(AVAILABLE DATA):
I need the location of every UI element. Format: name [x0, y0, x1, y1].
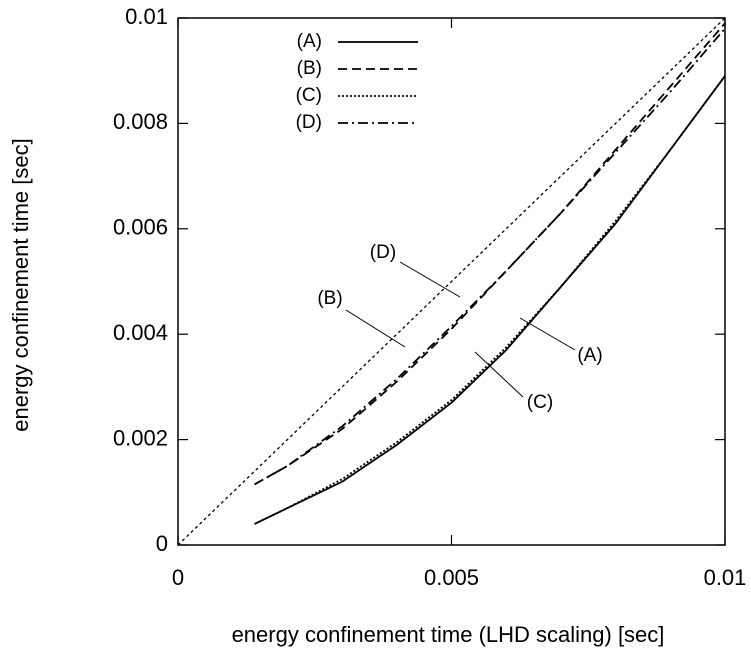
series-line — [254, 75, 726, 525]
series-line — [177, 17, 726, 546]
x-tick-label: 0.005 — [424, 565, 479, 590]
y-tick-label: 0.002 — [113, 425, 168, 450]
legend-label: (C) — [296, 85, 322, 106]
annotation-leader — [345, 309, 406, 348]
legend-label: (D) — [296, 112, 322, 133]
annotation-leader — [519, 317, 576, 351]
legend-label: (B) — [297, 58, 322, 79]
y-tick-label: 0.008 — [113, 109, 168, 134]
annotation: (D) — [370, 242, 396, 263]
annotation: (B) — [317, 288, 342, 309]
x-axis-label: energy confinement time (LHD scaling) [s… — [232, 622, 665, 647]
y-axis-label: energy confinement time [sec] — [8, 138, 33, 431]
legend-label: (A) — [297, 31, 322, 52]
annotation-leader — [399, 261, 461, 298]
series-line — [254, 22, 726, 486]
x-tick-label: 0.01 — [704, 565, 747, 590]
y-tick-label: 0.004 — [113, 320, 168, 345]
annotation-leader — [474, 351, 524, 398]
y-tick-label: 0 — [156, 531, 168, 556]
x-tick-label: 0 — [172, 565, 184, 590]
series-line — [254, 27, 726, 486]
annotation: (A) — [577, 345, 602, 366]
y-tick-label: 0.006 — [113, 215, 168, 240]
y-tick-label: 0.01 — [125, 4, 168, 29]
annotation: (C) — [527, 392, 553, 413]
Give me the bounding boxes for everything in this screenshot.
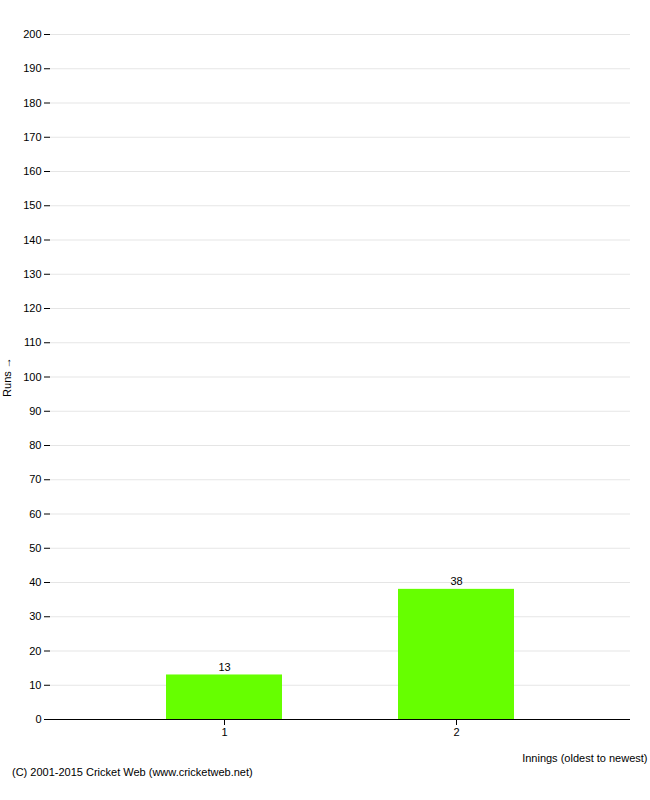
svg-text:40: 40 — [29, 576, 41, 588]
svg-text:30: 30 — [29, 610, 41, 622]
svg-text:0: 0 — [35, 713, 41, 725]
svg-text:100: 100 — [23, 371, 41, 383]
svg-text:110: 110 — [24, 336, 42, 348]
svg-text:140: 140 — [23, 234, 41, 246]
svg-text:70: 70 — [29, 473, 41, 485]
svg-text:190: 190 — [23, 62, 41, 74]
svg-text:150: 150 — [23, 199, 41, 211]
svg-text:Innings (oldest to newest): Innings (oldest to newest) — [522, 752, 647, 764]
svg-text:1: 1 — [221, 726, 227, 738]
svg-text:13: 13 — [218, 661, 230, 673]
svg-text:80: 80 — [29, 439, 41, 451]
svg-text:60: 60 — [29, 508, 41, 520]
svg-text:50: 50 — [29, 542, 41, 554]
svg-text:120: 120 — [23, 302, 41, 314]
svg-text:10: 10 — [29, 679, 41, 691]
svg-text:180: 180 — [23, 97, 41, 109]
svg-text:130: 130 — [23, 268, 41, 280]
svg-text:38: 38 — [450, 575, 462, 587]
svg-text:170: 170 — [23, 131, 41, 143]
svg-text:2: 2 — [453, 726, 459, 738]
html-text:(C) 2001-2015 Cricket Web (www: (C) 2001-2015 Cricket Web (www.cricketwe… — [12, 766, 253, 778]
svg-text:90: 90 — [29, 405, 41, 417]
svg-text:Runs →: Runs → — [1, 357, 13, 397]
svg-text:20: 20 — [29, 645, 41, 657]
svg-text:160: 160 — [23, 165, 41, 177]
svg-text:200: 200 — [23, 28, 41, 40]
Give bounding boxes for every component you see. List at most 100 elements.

* * *

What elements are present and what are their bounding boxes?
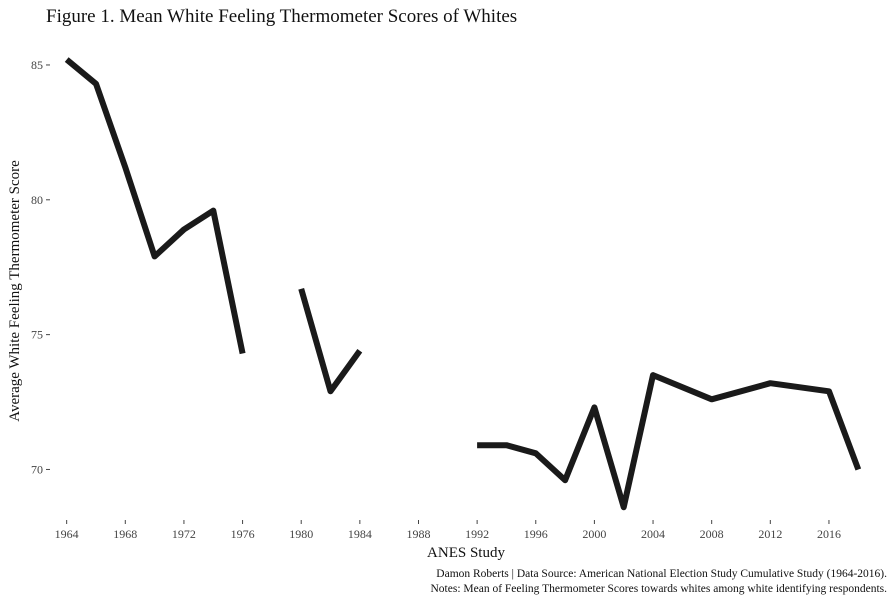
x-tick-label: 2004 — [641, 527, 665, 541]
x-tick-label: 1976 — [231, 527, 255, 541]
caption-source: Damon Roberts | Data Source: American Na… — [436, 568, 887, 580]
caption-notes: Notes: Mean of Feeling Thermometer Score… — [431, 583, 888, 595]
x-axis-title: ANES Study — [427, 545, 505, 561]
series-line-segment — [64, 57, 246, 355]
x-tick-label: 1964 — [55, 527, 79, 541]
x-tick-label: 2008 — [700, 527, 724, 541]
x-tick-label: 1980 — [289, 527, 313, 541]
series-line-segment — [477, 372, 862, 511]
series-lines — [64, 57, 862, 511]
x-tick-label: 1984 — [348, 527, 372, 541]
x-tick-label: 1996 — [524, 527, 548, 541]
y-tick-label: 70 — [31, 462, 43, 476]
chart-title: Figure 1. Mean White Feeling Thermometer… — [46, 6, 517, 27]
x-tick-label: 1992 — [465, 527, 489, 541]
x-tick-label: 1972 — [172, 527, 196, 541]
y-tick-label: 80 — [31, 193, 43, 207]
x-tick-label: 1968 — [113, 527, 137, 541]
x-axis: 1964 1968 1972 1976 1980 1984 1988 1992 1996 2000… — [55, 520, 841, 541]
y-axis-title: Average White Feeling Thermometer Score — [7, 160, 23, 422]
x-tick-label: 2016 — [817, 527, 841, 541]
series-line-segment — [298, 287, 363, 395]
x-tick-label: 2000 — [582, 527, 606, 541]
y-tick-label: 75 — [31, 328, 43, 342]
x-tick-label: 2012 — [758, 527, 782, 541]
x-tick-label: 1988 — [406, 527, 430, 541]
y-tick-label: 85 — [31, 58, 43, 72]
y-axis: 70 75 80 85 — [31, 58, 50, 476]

(TO DO):
Quote verbatim the entries from the line holding "x-tick-label: 2004 — [641, 527, 665, 541]" through the line holding "x-tick-label: 1972 — [172, 527, 196, 541]", including both of those lines.

(OUTPUT BELOW):
x-tick-label: 2004 — [641, 527, 665, 541]
x-tick-label: 1976 — [231, 527, 255, 541]
caption-source: Damon Roberts | Data Source: American Na… — [436, 568, 887, 580]
caption-notes: Notes: Mean of Feeling Thermometer Score… — [431, 583, 888, 595]
x-axis-title: ANES Study — [427, 545, 505, 561]
series-line-segment — [64, 57, 246, 355]
x-tick-label: 1964 — [55, 527, 79, 541]
x-tick-label: 2008 — [700, 527, 724, 541]
x-tick-label: 1980 — [289, 527, 313, 541]
series-line-segment — [477, 372, 862, 511]
series-lines — [64, 57, 862, 511]
x-tick-label: 1984 — [348, 527, 372, 541]
x-tick-label: 1996 — [524, 527, 548, 541]
y-tick-label: 70 — [31, 462, 43, 476]
chart-title: Figure 1. Mean White Feeling Thermometer… — [46, 6, 517, 27]
x-tick-label: 1992 — [465, 527, 489, 541]
x-tick-label: 1972 — [172, 527, 196, 541]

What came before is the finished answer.